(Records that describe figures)
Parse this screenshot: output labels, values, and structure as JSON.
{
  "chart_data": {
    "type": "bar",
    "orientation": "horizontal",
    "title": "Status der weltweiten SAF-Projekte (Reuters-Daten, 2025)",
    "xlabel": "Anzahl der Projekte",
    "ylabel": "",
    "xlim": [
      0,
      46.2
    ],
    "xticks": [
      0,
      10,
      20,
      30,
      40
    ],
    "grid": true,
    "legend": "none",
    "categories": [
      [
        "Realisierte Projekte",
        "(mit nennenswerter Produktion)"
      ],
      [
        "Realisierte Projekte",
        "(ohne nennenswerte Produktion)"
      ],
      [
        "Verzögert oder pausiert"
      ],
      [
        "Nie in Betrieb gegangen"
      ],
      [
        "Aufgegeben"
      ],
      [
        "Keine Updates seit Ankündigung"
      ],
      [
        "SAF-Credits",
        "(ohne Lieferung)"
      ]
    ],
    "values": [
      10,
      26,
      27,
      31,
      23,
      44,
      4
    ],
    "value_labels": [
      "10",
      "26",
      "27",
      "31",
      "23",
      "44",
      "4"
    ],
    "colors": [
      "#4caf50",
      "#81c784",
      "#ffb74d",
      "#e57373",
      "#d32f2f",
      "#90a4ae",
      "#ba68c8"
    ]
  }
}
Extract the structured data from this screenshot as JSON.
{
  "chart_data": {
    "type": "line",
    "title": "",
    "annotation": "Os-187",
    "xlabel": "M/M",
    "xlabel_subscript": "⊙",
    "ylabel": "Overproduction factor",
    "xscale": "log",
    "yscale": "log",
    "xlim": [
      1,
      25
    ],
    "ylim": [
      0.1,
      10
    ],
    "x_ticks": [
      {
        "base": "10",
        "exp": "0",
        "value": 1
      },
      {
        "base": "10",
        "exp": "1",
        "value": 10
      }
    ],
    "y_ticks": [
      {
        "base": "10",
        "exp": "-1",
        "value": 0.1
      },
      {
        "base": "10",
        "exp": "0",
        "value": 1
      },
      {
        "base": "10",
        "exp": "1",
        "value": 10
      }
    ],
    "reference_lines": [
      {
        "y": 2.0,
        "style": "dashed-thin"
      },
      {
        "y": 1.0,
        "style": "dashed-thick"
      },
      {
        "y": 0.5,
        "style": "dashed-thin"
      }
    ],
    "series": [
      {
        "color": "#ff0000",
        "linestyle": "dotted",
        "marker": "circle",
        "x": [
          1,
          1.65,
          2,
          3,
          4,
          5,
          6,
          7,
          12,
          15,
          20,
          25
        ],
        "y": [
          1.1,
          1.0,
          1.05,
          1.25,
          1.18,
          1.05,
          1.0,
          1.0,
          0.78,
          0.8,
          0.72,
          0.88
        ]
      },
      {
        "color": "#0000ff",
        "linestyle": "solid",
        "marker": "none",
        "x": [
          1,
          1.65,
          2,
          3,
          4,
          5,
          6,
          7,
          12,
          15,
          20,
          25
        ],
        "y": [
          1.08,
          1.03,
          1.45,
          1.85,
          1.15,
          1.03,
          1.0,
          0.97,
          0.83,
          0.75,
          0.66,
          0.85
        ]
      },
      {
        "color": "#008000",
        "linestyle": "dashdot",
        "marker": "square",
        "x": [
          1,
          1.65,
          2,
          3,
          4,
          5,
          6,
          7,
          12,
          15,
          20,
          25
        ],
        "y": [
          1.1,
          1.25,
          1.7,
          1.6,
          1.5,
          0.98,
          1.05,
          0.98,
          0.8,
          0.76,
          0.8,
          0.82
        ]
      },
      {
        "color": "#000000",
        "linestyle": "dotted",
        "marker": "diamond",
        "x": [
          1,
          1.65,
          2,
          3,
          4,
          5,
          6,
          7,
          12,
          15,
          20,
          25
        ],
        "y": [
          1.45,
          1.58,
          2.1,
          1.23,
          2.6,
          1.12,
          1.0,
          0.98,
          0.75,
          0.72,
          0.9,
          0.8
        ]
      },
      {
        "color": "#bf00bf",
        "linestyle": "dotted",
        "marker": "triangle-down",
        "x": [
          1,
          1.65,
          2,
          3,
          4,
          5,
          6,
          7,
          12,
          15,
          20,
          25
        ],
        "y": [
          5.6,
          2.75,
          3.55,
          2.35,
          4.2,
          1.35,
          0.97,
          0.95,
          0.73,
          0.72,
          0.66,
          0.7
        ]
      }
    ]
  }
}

#### [GOAL]
Reproduce every record, matching each line exactly.

#### [RESPONSE TO THIS EXERCISE]
Parse this screenshot: output labels, values, and structure as JSON.
{
  "chart_data": {
    "type": "bar",
    "orientation": "horizontal",
    "title": "Status der weltweiten SAF-Projekte (Reuters-Daten, 2025)",
    "xlabel": "Anzahl der Projekte",
    "ylabel": "",
    "xlim": [
      0,
      46.2
    ],
    "xticks": [
      0,
      10,
      20,
      30,
      40
    ],
    "grid": true,
    "legend": "none",
    "categories": [
      [
        "Realisierte Projekte",
        "(mit nennenswerter Produktion)"
      ],
      [
        "Realisierte Projekte",
        "(ohne nennenswerte Produktion)"
      ],
      [
        "Verzögert oder pausiert"
      ],
      [
        "Nie in Betrieb gegangen"
      ],
      [
        "Aufgegeben"
      ],
      [
        "Keine Updates seit Ankündigung"
      ],
      [
        "SAF-Credits",
        "(ohne Lieferung)"
      ]
    ],
    "values": [
      10,
      26,
      27,
      31,
      23,
      44,
      4
    ],
    "value_labels": [
      "10",
      "26",
      "27",
      "31",
      "23",
      "44",
      "4"
    ],
    "colors": [
      "#4caf50",
      "#81c784",
      "#ffb74d",
      "#e57373",
      "#d32f2f",
      "#90a4ae",
      "#ba68c8"
    ]
  }
}
Extract the structured data from this screenshot as JSON.
{
  "chart_data": {
    "type": "line",
    "title": "",
    "annotation": "Os-187",
    "xlabel": "M/M",
    "xlabel_subscript": "⊙",
    "ylabel": "Overproduction factor",
    "xscale": "log",
    "yscale": "log",
    "xlim": [
      1,
      25
    ],
    "ylim": [
      0.1,
      10
    ],
    "x_ticks": [
      {
        "base": "10",
        "exp": "0",
        "value": 1
      },
      {
        "base": "10",
        "exp": "1",
        "value": 10
      }
    ],
    "y_ticks": [
      {
        "base": "10",
        "exp": "-1",
        "value": 0.1
      },
      {
        "base": "10",
        "exp": "0",
        "value": 1
      },
      {
        "base": "10",
        "exp": "1",
        "value": 10
      }
    ],
    "reference_lines": [
      {
        "y": 2.0,
        "style": "dashed-thin"
      },
      {
        "y": 1.0,
        "style": "dashed-thick"
      },
      {
        "y": 0.5,
        "style": "dashed-thin"
      }
    ],
    "series": [
      {
        "color": "#ff0000",
        "linestyle": "dotted",
        "marker": "circle",
        "x": [
          1,
          1.65,
          2,
          3,
          4,
          5,
          6,
          7,
          12,
          15,
          20,
          25
        ],
        "y": [
          1.1,
          1.0,
          1.05,
          1.25,
          1.18,
          1.05,
          1.0,
          1.0,
          0.78,
          0.8,
          0.72,
          0.88
        ]
      },
      {
        "color": "#0000ff",
        "linestyle": "solid",
        "marker": "none",
        "x": [
          1,
          1.65,
          2,
          3,
          4,
          5,
          6,
          7,
          12,
          15,
          20,
          25
        ],
        "y": [
          1.08,
          1.03,
          1.45,
          1.85,
          1.15,
          1.03,
          1.0,
          0.97,
          0.83,
          0.75,
          0.66,
          0.85
        ]
      },
      {
        "color": "#008000",
        "linestyle": "dashdot",
        "marker": "square",
        "x": [
          1,
          1.65,
          2,
          3,
          4,
          5,
          6,
          7,
          12,
          15,
          20,
          25
        ],
        "y": [
          1.1,
          1.25,
          1.7,
          1.6,
          1.5,
          0.98,
          1.05,
          0.98,
          0.8,
          0.76,
          0.8,
          0.82
        ]
      },
      {
        "color": "#000000",
        "linestyle": "dotted",
        "marker": "diamond",
        "x": [
          1,
          1.65,
          2,
          3,
          4,
          5,
          6,
          7,
          12,
          15,
          20,
          25
        ],
        "y": [
          1.45,
          1.58,
          2.1,
          1.23,
          2.6,
          1.12,
          1.0,
          0.98,
          0.75,
          0.72,
          0.9,
          0.8
        ]
      },
      {
        "color": "#bf00bf",
        "linestyle": "dotted",
        "marker": "triangle-down",
        "x": [
          1,
          1.65,
          2,
          3,
          4,
          5,
          6,
          7,
          12,
          15,
          20,
          25
        ],
        "y": [
          5.6,
          2.75,
          3.55,
          2.35,
          4.2,
          1.35,
          0.97,
          0.95,
          0.73,
          0.72,
          0.66,
          0.7
        ]
      }
    ]
  }
}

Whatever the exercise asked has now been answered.